___ RECORDS

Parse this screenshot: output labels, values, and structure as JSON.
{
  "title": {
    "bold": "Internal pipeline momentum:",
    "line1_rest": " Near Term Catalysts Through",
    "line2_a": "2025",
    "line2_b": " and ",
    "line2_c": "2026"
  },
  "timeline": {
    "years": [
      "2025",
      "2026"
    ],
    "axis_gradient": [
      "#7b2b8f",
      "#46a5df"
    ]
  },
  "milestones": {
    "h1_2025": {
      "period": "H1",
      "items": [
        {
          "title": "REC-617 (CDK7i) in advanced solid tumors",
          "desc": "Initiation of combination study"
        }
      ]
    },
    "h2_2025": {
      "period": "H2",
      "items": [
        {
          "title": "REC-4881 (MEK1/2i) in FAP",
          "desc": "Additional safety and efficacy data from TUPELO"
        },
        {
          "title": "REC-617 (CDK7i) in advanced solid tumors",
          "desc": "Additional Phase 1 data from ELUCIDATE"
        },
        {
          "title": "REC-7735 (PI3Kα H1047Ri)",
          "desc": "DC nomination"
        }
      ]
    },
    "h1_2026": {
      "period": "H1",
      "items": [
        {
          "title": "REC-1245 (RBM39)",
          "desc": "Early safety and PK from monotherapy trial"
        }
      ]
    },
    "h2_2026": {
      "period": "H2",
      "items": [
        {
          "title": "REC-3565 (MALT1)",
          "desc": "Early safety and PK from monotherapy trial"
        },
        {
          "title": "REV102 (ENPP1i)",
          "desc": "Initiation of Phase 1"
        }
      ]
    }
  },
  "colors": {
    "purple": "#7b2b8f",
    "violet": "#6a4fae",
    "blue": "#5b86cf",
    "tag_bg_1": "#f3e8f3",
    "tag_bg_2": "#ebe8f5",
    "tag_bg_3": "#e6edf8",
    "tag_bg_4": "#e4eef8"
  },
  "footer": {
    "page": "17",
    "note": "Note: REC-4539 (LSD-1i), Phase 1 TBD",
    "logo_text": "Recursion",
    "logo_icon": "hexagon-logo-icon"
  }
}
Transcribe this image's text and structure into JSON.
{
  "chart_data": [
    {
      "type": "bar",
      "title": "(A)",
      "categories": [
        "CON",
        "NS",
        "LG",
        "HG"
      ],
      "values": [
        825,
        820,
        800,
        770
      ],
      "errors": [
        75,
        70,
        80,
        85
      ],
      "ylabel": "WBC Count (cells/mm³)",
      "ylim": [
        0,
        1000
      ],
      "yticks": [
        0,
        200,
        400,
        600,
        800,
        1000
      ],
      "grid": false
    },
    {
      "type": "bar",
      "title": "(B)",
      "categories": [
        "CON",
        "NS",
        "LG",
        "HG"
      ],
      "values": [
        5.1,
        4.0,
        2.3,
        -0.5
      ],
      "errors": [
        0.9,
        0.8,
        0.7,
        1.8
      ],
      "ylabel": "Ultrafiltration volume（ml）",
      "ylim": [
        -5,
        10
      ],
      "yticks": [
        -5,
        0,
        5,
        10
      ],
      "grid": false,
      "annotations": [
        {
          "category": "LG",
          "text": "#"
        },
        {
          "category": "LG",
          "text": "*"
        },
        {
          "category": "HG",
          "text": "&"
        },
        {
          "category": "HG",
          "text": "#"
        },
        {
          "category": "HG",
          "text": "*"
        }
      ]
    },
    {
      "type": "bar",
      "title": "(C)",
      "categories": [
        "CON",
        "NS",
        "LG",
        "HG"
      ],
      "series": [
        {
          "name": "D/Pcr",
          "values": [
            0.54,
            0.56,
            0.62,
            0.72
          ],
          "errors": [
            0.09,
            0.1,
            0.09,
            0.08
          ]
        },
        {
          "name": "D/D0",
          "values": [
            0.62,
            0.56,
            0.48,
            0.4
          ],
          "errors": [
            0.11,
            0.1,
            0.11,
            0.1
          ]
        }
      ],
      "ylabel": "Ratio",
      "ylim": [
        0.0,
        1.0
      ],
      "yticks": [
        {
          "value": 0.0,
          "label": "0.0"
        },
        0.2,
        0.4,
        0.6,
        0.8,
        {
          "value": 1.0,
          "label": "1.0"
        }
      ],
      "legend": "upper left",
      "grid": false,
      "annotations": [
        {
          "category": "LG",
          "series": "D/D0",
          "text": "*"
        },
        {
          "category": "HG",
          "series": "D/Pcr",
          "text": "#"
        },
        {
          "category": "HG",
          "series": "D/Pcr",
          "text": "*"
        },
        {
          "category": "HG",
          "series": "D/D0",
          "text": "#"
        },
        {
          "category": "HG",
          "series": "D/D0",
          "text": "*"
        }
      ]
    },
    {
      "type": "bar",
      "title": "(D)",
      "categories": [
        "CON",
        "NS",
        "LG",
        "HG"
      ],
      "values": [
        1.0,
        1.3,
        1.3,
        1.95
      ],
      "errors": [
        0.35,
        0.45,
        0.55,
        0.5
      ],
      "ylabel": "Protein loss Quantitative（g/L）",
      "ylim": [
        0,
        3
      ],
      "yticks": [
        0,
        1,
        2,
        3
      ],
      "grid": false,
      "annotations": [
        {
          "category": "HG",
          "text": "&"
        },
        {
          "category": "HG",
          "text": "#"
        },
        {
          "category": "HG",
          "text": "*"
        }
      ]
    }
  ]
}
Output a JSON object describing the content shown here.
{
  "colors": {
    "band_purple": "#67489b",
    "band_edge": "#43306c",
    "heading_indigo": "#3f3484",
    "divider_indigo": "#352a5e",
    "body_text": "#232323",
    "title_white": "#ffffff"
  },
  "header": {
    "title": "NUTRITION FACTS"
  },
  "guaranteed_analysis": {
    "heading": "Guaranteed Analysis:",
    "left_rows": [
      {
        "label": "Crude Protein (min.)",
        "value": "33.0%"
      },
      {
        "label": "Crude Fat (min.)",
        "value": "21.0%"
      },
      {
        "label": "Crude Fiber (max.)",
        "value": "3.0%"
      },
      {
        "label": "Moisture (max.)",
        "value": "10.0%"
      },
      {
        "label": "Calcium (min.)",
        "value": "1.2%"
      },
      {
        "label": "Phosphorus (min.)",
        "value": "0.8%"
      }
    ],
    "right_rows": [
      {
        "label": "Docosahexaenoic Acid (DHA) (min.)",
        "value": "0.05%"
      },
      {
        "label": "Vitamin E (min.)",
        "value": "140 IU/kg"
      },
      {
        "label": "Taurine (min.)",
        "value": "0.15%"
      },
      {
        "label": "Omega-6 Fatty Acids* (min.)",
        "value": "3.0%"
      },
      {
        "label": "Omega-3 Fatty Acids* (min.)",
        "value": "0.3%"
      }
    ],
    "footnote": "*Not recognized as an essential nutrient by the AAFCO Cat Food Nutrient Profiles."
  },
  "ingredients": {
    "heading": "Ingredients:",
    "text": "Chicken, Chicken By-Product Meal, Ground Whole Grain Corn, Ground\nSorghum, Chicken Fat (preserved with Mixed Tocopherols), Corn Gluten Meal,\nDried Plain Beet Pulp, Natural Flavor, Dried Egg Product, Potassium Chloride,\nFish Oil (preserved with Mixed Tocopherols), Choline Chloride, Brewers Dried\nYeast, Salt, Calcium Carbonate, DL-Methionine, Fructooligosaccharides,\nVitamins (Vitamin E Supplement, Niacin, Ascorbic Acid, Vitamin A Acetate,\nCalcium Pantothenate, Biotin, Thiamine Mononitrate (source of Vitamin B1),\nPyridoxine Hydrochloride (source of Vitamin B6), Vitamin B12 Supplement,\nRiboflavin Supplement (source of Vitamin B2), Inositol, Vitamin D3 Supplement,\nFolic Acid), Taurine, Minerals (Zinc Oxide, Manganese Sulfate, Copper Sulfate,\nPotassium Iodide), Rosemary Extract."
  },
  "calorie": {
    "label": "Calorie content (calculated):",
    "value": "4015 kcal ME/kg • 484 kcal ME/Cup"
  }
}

______

TASK ITEM:
Without skipping anything, transcribe every line above exactly.

REPLY TO THE TASK:
Parse this screenshot: output labels, values, and structure as JSON.
{
  "title": {
    "bold": "Internal pipeline momentum:",
    "line1_rest": " Near Term Catalysts Through",
    "line2_a": "2025",
    "line2_b": " and ",
    "line2_c": "2026"
  },
  "timeline": {
    "years": [
      "2025",
      "2026"
    ],
    "axis_gradient": [
      "#7b2b8f",
      "#46a5df"
    ]
  },
  "milestones": {
    "h1_2025": {
      "period": "H1",
      "items": [
        {
          "title": "REC-617 (CDK7i) in advanced solid tumors",
          "desc": "Initiation of combination study"
        }
      ]
    },
    "h2_2025": {
      "period": "H2",
      "items": [
        {
          "title": "REC-4881 (MEK1/2i) in FAP",
          "desc": "Additional safety and efficacy data from TUPELO"
        },
        {
          "title": "REC-617 (CDK7i) in advanced solid tumors",
          "desc": "Additional Phase 1 data from ELUCIDATE"
        },
        {
          "title": "REC-7735 (PI3Kα H1047Ri)",
          "desc": "DC nomination"
        }
      ]
    },
    "h1_2026": {
      "period": "H1",
      "items": [
        {
          "title": "REC-1245 (RBM39)",
          "desc": "Early safety and PK from monotherapy trial"
        }
      ]
    },
    "h2_2026": {
      "period": "H2",
      "items": [
        {
          "title": "REC-3565 (MALT1)",
          "desc": "Early safety and PK from monotherapy trial"
        },
        {
          "title": "REV102 (ENPP1i)",
          "desc": "Initiation of Phase 1"
        }
      ]
    }
  },
  "colors": {
    "purple": "#7b2b8f",
    "violet": "#6a4fae",
    "blue": "#5b86cf",
    "tag_bg_1": "#f3e8f3",
    "tag_bg_2": "#ebe8f5",
    "tag_bg_3": "#e6edf8",
    "tag_bg_4": "#e4eef8"
  },
  "footer": {
    "page": "17",
    "note": "Note: REC-4539 (LSD-1i), Phase 1 TBD",
    "logo_text": "Recursion",
    "logo_icon": "hexagon-logo-icon"
  }
}
Transcribe this image's text and structure into JSON.
{
  "chart_data": [
    {
      "type": "bar",
      "title": "(A)",
      "categories": [
        "CON",
        "NS",
        "LG",
        "HG"
      ],
      "values": [
        825,
        820,
        800,
        770
      ],
      "errors": [
        75,
        70,
        80,
        85
      ],
      "ylabel": "WBC Count (cells/mm³)",
      "ylim": [
        0,
        1000
      ],
      "yticks": [
        0,
        200,
        400,
        600,
        800,
        1000
      ],
      "grid": false
    },
    {
      "type": "bar",
      "title": "(B)",
      "categories": [
        "CON",
        "NS",
        "LG",
        "HG"
      ],
      "values": [
        5.1,
        4.0,
        2.3,
        -0.5
      ],
      "errors": [
        0.9,
        0.8,
        0.7,
        1.8
      ],
      "ylabel": "Ultrafiltration volume（ml）",
      "ylim": [
        -5,
        10
      ],
      "yticks": [
        -5,
        0,
        5,
        10
      ],
      "grid": false,
      "annotations": [
        {
          "category": "LG",
          "text": "#"
        },
        {
          "category": "LG",
          "text": "*"
        },
        {
          "category": "HG",
          "text": "&"
        },
        {
          "category": "HG",
          "text": "#"
        },
        {
          "category": "HG",
          "text": "*"
        }
      ]
    },
    {
      "type": "bar",
      "title": "(C)",
      "categories": [
        "CON",
        "NS",
        "LG",
        "HG"
      ],
      "series": [
        {
          "name": "D/Pcr",
          "values": [
            0.54,
            0.56,
            0.62,
            0.72
          ],
          "errors": [
            0.09,
            0.1,
            0.09,
            0.08
          ]
        },
        {
          "name": "D/D0",
          "values": [
            0.62,
            0.56,
            0.48,
            0.4
          ],
          "errors": [
            0.11,
            0.1,
            0.11,
            0.1
          ]
        }
      ],
      "ylabel": "Ratio",
      "ylim": [
        0.0,
        1.0
      ],
      "yticks": [
        {
          "value": 0.0,
          "label": "0.0"
        },
        0.2,
        0.4,
        0.6,
        0.8,
        {
          "value": 1.0,
          "label": "1.0"
        }
      ],
      "legend": "upper left",
      "grid": false,
      "annotations": [
        {
          "category": "LG",
          "series": "D/D0",
          "text": "*"
        },
        {
          "category": "HG",
          "series": "D/Pcr",
          "text": "#"
        },
        {
          "category": "HG",
          "series": "D/Pcr",
          "text": "*"
        },
        {
          "category": "HG",
          "series": "D/D0",
          "text": "#"
        },
        {
          "category": "HG",
          "series": "D/D0",
          "text": "*"
        }
      ]
    },
    {
      "type": "bar",
      "title": "(D)",
      "categories": [
        "CON",
        "NS",
        "LG",
        "HG"
      ],
      "values": [
        1.0,
        1.3,
        1.3,
        1.95
      ],
      "errors": [
        0.35,
        0.45,
        0.55,
        0.5
      ],
      "ylabel": "Protein loss Quantitative（g/L）",
      "ylim": [
        0,
        3
      ],
      "yticks": [
        0,
        1,
        2,
        3
      ],
      "grid": false,
      "annotations": [
        {
          "category": "HG",
          "text": "&"
        },
        {
          "category": "HG",
          "text": "#"
        },
        {
          "category": "HG",
          "text": "*"
        }
      ]
    }
  ]
}
Output a JSON object describing the content shown here.
{
  "colors": {
    "band_purple": "#67489b",
    "band_edge": "#43306c",
    "heading_indigo": "#3f3484",
    "divider_indigo": "#352a5e",
    "body_text": "#232323",
    "title_white": "#ffffff"
  },
  "header": {
    "title": "NUTRITION FACTS"
  },
  "guaranteed_analysis": {
    "heading": "Guaranteed Analysis:",
    "left_rows": [
      {
        "label": "Crude Protein (min.)",
        "value": "33.0%"
      },
      {
        "label": "Crude Fat (min.)",
        "value": "21.0%"
      },
      {
        "label": "Crude Fiber (max.)",
        "value": "3.0%"
      },
      {
        "label": "Moisture (max.)",
        "value": "10.0%"
      },
      {
        "label": "Calcium (min.)",
        "value": "1.2%"
      },
      {
        "label": "Phosphorus (min.)",
        "value": "0.8%"
      }
    ],
    "right_rows": [
      {
        "label": "Docosahexaenoic Acid (DHA) (min.)",
        "value": "0.05%"
      },
      {
        "label": "Vitamin E (min.)",
        "value": "140 IU/kg"
      },
      {
        "label": "Taurine (min.)",
        "value": "0.15%"
      },
      {
        "label": "Omega-6 Fatty Acids* (min.)",
        "value": "3.0%"
      },
      {
        "label": "Omega-3 Fatty Acids* (min.)",
        "value": "0.3%"
      }
    ],
    "footnote": "*Not recognized as an essential nutrient by the AAFCO Cat Food Nutrient Profiles."
  },
  "ingredients": {
    "heading": "Ingredients:",
    "text": "Chicken, Chicken By-Product Meal, Ground Whole Grain Corn, Ground\nSorghum, Chicken Fat (preserved with Mixed Tocopherols), Corn Gluten Meal,\nDried Plain Beet Pulp, Natural Flavor, Dried Egg Product, Potassium Chloride,\nFish Oil (preserved with Mixed Tocopherols), Choline Chloride, Brewers Dried\nYeast, Salt, Calcium Carbonate, DL-Methionine, Fructooligosaccharides,\nVitamins (Vitamin E Supplement, Niacin, Ascorbic Acid, Vitamin A Acetate,\nCalcium Pantothenate, Biotin, Thiamine Mononitrate (source of Vitamin B1),\nPyridoxine Hydrochloride (source of Vitamin B6), Vitamin B12 Supplement,\nRiboflavin Supplement (source of Vitamin B2), Inositol, Vitamin D3 Supplement,\nFolic Acid), Taurine, Minerals (Zinc Oxide, Manganese Sulfate, Copper Sulfate,\nPotassium Iodide), Rosemary Extract."
  },
  "calorie": {
    "label": "Calorie content (calculated):",
    "value": "4015 kcal ME/kg • 484 kcal ME/Cup"
  }
}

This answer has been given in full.